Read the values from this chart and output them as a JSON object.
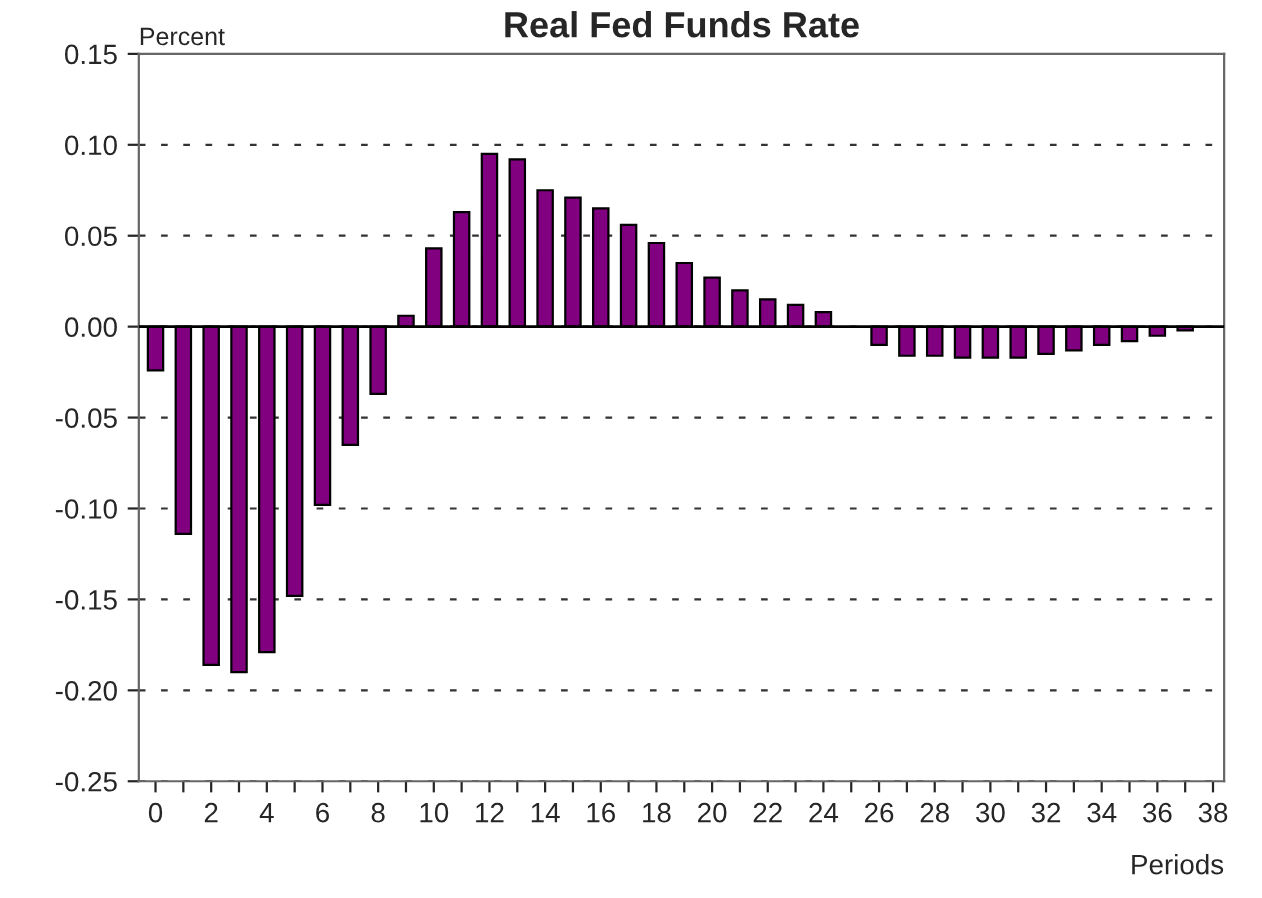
{
  "chart_data": {
    "type": "bar",
    "title": "Real Fed Funds Rate",
    "ylabel": "Percent",
    "xlabel": "Periods",
    "x": [
      0,
      1,
      2,
      3,
      4,
      5,
      6,
      7,
      8,
      9,
      10,
      11,
      12,
      13,
      14,
      15,
      16,
      17,
      18,
      19,
      20,
      21,
      22,
      23,
      24,
      25,
      26,
      27,
      28,
      29,
      30,
      31,
      32,
      33,
      34,
      35,
      36,
      37
    ],
    "values": [
      -0.024,
      -0.114,
      -0.186,
      -0.19,
      -0.179,
      -0.148,
      -0.098,
      -0.065,
      -0.037,
      0.006,
      0.043,
      0.063,
      0.095,
      0.092,
      0.075,
      0.071,
      0.065,
      0.056,
      0.046,
      0.035,
      0.027,
      0.02,
      0.015,
      0.012,
      0.008,
      null,
      -0.01,
      -0.016,
      -0.016,
      -0.017,
      -0.017,
      -0.017,
      -0.015,
      -0.013,
      -0.01,
      -0.008,
      -0.005,
      -0.002
    ],
    "color": "#800080",
    "xlim": [
      -0.6,
      38.4
    ],
    "xticks": [
      0,
      {
        "value": 1,
        "label": null
      },
      2,
      {
        "value": 3,
        "label": null
      },
      4,
      {
        "value": 5,
        "label": null
      },
      6,
      {
        "value": 7,
        "label": null
      },
      8,
      {
        "value": 9,
        "label": null
      },
      10,
      {
        "value": 11,
        "label": null
      },
      12,
      {
        "value": 13,
        "label": null
      },
      14,
      {
        "value": 15,
        "label": null
      },
      16,
      {
        "value": 17,
        "label": null
      },
      18,
      {
        "value": 19,
        "label": null
      },
      20,
      {
        "value": 21,
        "label": null
      },
      22,
      {
        "value": 23,
        "label": null
      },
      24,
      {
        "value": 25,
        "label": null
      },
      26,
      {
        "value": 27,
        "label": null
      },
      28,
      {
        "value": 29,
        "label": null
      },
      30,
      {
        "value": 31,
        "label": null
      },
      32,
      {
        "value": 33,
        "label": null
      },
      34,
      {
        "value": 35,
        "label": null
      },
      36,
      {
        "value": 37,
        "label": null
      },
      38
    ],
    "ylim": [
      -0.25,
      0.15
    ],
    "yticks": [
      {
        "value": -0.25,
        "label": "-0.25"
      },
      {
        "value": -0.2,
        "label": "-0.20"
      },
      {
        "value": -0.15,
        "label": "-0.15"
      },
      {
        "value": -0.1,
        "label": "-0.10"
      },
      {
        "value": -0.05,
        "label": "-0.05"
      },
      {
        "value": 0,
        "label": "0.00"
      },
      {
        "value": 0.05,
        "label": "0.05"
      },
      {
        "value": 0.1,
        "label": "0.10"
      },
      {
        "value": 0.15,
        "label": "0.15"
      }
    ],
    "grid": "y",
    "line_style": "dashed"
  }
}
_____
## What you will do
Without the pictures, copy the material exactly as given.

## Response to this exercise
Read the values from this chart and output them as a JSON object.
{
  "chart_data": {
    "type": "bar",
    "title": "Real Fed Funds Rate",
    "ylabel": "Percent",
    "xlabel": "Periods",
    "x": [
      0,
      1,
      2,
      3,
      4,
      5,
      6,
      7,
      8,
      9,
      10,
      11,
      12,
      13,
      14,
      15,
      16,
      17,
      18,
      19,
      20,
      21,
      22,
      23,
      24,
      25,
      26,
      27,
      28,
      29,
      30,
      31,
      32,
      33,
      34,
      35,
      36,
      37
    ],
    "values": [
      -0.024,
      -0.114,
      -0.186,
      -0.19,
      -0.179,
      -0.148,
      -0.098,
      -0.065,
      -0.037,
      0.006,
      0.043,
      0.063,
      0.095,
      0.092,
      0.075,
      0.071,
      0.065,
      0.056,
      0.046,
      0.035,
      0.027,
      0.02,
      0.015,
      0.012,
      0.008,
      null,
      -0.01,
      -0.016,
      -0.016,
      -0.017,
      -0.017,
      -0.017,
      -0.015,
      -0.013,
      -0.01,
      -0.008,
      -0.005,
      -0.002
    ],
    "color": "#800080",
    "xlim": [
      -0.6,
      38.4
    ],
    "xticks": [
      0,
      {
        "value": 1,
        "label": null
      },
      2,
      {
        "value": 3,
        "label": null
      },
      4,
      {
        "value": 5,
        "label": null
      },
      6,
      {
        "value": 7,
        "label": null
      },
      8,
      {
        "value": 9,
        "label": null
      },
      10,
      {
        "value": 11,
        "label": null
      },
      12,
      {
        "value": 13,
        "label": null
      },
      14,
      {
        "value": 15,
        "label": null
      },
      16,
      {
        "value": 17,
        "label": null
      },
      18,
      {
        "value": 19,
        "label": null
      },
      20,
      {
        "value": 21,
        "label": null
      },
      22,
      {
        "value": 23,
        "label": null
      },
      24,
      {
        "value": 25,
        "label": null
      },
      26,
      {
        "value": 27,
        "label": null
      },
      28,
      {
        "value": 29,
        "label": null
      },
      30,
      {
        "value": 31,
        "label": null
      },
      32,
      {
        "value": 33,
        "label": null
      },
      34,
      {
        "value": 35,
        "label": null
      },
      36,
      {
        "value": 37,
        "label": null
      },
      38
    ],
    "ylim": [
      -0.25,
      0.15
    ],
    "yticks": [
      {
        "value": -0.25,
        "label": "-0.25"
      },
      {
        "value": -0.2,
        "label": "-0.20"
      },
      {
        "value": -0.15,
        "label": "-0.15"
      },
      {
        "value": -0.1,
        "label": "-0.10"
      },
      {
        "value": -0.05,
        "label": "-0.05"
      },
      {
        "value": 0,
        "label": "0.00"
      },
      {
        "value": 0.05,
        "label": "0.05"
      },
      {
        "value": 0.1,
        "label": "0.10"
      },
      {
        "value": 0.15,
        "label": "0.15"
      }
    ],
    "grid": "y",
    "line_style": "dashed"
  }
}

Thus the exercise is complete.